Task directions =
List, from the lines below, each one with "JSON" in it.
.....
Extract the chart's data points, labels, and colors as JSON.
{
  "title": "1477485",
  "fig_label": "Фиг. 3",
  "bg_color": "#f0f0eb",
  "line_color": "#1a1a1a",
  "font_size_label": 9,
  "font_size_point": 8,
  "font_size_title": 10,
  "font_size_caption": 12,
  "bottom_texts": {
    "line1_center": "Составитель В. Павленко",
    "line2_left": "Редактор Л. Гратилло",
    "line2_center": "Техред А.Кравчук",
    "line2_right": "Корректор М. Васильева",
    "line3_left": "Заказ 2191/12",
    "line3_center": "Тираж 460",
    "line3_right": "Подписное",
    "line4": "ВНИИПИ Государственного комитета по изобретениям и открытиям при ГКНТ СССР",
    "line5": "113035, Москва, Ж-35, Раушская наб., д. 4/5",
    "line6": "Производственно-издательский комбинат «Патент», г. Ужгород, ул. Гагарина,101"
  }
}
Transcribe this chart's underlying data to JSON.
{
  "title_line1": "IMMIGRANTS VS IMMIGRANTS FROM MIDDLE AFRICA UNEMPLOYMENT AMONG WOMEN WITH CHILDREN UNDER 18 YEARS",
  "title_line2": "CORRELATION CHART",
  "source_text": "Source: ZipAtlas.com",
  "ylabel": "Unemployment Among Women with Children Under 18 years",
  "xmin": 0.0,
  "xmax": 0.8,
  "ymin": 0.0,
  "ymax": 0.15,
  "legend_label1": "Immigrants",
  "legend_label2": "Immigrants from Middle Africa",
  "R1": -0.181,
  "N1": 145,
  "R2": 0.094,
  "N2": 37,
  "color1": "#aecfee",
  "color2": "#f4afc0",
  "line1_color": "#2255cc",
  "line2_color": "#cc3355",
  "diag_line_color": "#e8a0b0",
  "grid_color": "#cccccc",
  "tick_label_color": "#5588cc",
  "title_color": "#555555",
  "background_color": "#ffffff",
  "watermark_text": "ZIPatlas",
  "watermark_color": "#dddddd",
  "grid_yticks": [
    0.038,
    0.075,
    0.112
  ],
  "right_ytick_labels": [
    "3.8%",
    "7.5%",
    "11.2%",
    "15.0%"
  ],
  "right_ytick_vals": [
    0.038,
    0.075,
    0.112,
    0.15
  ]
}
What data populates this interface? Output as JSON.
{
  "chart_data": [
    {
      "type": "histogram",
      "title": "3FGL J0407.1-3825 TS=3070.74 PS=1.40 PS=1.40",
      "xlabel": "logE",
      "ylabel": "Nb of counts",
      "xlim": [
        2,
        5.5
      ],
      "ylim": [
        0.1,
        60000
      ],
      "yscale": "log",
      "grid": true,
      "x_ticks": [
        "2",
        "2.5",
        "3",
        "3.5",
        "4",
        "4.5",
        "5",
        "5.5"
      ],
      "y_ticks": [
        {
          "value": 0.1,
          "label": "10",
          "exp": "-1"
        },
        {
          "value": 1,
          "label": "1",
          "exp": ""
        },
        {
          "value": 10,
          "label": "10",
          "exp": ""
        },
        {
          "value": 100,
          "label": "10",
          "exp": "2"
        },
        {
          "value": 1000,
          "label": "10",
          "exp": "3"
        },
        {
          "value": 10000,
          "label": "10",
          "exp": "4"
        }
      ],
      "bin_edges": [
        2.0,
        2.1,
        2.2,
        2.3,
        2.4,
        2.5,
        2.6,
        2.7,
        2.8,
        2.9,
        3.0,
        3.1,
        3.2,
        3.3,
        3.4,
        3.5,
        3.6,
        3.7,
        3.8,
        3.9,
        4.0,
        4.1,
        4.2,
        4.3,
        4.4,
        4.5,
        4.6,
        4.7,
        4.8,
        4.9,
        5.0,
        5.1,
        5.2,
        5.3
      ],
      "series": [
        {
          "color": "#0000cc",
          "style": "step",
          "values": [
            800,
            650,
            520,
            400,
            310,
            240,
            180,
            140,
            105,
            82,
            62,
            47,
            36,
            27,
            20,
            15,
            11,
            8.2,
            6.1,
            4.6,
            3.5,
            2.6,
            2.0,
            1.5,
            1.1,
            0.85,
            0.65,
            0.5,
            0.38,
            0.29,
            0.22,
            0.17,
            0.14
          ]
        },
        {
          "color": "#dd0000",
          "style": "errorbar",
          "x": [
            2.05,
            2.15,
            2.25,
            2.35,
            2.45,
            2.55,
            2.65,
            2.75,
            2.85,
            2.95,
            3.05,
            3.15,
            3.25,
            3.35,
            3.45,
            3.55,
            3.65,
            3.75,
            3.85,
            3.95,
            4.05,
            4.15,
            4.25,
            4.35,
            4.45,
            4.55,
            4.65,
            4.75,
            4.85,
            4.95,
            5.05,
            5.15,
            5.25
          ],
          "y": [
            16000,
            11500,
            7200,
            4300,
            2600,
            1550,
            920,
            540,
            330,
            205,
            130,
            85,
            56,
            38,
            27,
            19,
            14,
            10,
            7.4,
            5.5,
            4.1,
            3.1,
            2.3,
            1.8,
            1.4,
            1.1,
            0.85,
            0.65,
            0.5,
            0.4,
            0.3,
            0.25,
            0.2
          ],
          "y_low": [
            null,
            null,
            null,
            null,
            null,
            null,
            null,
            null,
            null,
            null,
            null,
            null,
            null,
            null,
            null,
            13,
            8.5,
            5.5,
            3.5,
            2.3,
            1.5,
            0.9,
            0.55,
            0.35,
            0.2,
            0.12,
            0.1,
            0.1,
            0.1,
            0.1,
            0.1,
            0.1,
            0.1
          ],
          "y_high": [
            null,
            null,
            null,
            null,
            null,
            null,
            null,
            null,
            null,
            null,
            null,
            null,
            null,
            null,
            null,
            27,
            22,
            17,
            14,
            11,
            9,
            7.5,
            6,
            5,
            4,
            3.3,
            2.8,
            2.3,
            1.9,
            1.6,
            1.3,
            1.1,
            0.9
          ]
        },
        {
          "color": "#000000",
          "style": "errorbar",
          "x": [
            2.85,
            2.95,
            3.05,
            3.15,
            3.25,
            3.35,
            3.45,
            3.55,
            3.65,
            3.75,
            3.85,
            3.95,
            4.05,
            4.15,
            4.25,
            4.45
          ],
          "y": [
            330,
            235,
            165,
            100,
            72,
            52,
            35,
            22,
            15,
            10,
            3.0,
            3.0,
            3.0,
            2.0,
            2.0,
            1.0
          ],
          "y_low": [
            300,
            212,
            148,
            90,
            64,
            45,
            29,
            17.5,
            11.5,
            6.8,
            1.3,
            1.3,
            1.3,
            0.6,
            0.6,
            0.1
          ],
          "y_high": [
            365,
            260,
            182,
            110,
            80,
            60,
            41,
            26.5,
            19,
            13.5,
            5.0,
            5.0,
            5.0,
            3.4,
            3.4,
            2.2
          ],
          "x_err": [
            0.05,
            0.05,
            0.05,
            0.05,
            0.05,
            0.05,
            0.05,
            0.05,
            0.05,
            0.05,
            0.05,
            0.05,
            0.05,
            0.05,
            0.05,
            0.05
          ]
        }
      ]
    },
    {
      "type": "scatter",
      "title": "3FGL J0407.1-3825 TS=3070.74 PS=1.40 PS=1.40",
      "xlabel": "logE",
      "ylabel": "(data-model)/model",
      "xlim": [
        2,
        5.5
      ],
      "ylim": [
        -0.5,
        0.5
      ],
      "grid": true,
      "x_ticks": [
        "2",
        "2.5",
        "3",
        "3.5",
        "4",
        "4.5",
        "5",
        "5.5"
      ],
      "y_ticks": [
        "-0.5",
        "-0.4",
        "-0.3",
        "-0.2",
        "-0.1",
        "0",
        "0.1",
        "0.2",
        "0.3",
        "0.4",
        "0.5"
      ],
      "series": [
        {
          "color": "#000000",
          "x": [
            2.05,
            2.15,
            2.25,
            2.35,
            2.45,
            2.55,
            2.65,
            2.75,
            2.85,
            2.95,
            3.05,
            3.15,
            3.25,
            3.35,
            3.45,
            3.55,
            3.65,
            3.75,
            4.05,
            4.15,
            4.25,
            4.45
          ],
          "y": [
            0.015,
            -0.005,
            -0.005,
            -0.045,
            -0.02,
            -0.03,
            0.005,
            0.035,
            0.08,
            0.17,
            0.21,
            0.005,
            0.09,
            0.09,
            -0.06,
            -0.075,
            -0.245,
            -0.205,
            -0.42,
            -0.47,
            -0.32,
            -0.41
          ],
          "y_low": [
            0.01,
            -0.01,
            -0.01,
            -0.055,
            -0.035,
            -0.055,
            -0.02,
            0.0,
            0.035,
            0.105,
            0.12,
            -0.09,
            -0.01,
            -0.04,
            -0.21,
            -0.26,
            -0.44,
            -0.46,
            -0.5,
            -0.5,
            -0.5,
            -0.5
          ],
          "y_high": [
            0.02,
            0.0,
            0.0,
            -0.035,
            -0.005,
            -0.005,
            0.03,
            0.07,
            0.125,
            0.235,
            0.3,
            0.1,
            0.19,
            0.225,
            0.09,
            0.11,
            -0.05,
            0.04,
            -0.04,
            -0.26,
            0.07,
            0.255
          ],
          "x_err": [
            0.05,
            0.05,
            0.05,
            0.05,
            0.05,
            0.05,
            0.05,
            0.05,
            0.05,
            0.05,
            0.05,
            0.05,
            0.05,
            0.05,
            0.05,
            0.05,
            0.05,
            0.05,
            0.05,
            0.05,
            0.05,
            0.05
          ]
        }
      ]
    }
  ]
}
.....
In response =
Extract the chart's data points, labels, and colors as JSON.
Transcribe this chart's underlying data to JSON.
What data populates this interface? Output as JSON.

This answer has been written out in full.